## RECORD EXCERPTS
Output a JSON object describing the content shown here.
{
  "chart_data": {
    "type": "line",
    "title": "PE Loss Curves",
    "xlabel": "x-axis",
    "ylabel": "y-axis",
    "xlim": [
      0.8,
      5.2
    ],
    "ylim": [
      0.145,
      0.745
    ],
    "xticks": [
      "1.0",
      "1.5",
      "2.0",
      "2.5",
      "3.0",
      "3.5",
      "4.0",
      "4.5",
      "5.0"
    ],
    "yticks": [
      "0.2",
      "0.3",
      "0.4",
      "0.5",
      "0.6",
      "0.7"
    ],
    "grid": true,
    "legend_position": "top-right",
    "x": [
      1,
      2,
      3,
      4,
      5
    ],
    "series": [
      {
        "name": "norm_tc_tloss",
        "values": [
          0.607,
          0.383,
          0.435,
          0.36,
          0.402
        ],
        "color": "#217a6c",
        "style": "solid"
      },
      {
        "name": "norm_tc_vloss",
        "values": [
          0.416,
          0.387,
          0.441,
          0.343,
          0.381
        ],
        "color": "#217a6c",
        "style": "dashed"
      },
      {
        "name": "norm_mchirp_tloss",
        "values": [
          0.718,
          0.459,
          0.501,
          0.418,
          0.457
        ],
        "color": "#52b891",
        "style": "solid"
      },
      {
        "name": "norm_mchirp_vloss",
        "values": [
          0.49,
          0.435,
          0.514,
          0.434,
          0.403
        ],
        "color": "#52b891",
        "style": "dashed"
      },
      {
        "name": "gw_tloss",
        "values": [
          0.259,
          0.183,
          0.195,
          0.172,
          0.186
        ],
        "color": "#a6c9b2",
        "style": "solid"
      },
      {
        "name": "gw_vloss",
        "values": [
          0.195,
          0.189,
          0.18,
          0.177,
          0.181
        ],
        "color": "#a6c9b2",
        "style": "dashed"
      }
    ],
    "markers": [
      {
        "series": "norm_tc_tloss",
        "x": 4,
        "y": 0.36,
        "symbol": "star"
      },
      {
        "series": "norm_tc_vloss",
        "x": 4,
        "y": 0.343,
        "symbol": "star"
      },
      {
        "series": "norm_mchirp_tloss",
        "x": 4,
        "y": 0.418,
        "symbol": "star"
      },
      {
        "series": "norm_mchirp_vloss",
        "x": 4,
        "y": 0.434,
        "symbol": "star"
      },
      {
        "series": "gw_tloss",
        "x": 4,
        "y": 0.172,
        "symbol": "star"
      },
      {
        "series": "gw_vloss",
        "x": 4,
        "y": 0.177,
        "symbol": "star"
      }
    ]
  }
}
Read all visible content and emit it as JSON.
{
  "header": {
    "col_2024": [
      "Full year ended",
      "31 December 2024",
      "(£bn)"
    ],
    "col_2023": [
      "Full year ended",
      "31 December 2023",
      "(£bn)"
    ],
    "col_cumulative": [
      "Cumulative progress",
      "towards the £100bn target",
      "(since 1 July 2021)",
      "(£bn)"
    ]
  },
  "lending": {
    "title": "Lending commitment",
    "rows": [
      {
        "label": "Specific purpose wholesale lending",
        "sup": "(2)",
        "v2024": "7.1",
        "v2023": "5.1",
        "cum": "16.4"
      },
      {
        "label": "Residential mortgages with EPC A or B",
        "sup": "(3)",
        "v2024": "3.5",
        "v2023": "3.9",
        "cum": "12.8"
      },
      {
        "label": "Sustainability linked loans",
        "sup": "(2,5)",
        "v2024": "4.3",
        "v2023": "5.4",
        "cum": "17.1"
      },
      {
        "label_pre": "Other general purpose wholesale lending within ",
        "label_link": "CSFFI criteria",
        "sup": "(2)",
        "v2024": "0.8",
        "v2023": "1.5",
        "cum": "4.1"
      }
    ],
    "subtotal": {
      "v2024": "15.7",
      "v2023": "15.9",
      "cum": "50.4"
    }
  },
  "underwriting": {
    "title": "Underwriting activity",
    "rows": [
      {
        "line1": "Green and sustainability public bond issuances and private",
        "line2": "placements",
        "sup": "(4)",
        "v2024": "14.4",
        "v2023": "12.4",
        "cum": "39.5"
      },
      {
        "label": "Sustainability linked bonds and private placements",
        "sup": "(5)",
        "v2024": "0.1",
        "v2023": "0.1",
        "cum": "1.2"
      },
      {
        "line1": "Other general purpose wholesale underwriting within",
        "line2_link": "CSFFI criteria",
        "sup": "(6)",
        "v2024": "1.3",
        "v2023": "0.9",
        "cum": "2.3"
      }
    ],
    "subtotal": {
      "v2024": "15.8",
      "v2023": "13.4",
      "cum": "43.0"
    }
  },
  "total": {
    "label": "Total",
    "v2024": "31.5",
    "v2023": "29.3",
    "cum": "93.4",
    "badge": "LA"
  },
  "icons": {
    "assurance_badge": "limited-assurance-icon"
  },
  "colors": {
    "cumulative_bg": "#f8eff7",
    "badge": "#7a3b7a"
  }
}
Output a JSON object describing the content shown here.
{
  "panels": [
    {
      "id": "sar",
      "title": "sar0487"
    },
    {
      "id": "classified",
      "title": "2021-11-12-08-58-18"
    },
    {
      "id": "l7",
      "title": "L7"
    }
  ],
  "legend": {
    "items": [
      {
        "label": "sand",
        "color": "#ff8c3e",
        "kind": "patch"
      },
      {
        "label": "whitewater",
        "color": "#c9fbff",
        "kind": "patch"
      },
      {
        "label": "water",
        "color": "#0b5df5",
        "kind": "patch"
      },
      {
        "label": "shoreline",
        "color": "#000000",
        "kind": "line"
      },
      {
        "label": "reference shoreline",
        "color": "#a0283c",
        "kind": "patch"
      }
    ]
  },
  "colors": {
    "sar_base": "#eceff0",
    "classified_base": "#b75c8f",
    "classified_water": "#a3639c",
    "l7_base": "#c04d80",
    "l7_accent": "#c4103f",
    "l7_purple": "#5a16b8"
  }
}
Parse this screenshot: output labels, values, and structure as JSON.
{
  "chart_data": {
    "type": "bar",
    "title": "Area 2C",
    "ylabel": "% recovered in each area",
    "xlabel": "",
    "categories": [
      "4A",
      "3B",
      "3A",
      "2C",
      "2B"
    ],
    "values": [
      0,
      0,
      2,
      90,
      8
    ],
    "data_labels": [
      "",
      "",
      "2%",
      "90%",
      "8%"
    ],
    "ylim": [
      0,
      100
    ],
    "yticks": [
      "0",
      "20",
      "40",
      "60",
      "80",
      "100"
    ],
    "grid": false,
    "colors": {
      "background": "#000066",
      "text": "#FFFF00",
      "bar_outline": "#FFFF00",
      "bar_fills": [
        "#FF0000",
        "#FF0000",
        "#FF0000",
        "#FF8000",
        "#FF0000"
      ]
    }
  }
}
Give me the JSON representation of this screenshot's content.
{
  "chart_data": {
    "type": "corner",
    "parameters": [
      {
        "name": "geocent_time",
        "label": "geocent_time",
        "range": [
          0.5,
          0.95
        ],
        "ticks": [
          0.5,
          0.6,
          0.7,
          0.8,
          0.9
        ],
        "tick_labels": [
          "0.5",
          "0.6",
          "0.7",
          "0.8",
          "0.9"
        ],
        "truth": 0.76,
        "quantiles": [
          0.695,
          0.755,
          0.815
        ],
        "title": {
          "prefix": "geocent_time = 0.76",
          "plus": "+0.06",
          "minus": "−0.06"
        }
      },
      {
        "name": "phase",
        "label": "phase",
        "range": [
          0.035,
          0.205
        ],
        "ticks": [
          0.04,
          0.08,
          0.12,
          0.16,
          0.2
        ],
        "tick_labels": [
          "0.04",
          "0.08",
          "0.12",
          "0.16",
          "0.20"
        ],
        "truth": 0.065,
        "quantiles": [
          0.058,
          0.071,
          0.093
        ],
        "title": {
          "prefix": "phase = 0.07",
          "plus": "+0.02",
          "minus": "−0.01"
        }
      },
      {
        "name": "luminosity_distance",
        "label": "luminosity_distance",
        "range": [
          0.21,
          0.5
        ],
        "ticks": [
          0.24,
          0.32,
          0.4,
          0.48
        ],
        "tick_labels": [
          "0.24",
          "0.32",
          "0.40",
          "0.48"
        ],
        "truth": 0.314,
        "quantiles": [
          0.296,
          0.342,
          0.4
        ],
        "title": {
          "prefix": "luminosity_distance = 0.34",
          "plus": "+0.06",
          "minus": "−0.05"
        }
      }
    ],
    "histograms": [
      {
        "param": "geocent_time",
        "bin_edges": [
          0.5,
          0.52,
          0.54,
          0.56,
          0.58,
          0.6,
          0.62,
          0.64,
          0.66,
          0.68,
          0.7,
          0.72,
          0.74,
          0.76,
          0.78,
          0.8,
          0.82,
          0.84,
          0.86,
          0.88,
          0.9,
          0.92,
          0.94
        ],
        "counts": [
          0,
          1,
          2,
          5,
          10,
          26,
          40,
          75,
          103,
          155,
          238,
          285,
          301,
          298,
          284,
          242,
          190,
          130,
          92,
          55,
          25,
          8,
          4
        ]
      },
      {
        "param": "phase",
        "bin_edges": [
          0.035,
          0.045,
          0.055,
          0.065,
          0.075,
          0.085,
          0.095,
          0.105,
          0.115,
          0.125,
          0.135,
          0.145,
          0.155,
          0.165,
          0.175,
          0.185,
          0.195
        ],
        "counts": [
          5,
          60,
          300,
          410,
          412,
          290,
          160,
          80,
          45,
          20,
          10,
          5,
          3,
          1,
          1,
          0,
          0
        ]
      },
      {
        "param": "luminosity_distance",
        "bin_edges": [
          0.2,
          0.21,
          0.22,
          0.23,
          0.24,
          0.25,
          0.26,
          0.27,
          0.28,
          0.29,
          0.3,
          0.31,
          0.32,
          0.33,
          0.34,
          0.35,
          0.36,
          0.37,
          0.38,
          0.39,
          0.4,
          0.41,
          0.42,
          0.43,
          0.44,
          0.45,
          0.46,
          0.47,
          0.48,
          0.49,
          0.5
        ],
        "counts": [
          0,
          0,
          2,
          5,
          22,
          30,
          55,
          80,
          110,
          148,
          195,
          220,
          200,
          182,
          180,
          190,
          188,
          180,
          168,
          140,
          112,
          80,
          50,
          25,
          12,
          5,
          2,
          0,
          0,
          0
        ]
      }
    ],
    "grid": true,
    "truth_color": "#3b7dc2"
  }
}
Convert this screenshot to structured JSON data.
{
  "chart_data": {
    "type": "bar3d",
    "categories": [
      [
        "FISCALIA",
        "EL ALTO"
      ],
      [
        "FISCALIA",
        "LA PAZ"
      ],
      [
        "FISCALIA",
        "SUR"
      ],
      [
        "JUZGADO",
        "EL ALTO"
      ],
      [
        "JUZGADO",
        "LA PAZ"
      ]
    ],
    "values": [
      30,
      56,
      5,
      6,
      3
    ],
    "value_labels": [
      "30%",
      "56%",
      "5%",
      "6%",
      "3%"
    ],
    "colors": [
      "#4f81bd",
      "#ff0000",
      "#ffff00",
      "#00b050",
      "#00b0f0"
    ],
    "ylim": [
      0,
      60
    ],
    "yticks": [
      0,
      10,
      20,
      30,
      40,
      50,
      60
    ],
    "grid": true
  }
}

## REQUIREMENT
Transcribe exactly, and only, the lines from the one bearing "Convert this screenshot" through the last line of the entries, counting both.

## EXERCISE RESULT
Convert this screenshot to structured JSON data.
{
  "chart_data": {
    "type": "bar3d",
    "categories": [
      [
        "FISCALIA",
        "EL ALTO"
      ],
      [
        "FISCALIA",
        "LA PAZ"
      ],
      [
        "FISCALIA",
        "SUR"
      ],
      [
        "JUZGADO",
        "EL ALTO"
      ],
      [
        "JUZGADO",
        "LA PAZ"
      ]
    ],
    "values": [
      30,
      56,
      5,
      6,
      3
    ],
    "value_labels": [
      "30%",
      "56%",
      "5%",
      "6%",
      "3%"
    ],
    "colors": [
      "#4f81bd",
      "#ff0000",
      "#ffff00",
      "#00b050",
      "#00b0f0"
    ],
    "ylim": [
      0,
      60
    ],
    "yticks": [
      0,
      10,
      20,
      30,
      40,
      50,
      60
    ],
    "grid": true
  }
}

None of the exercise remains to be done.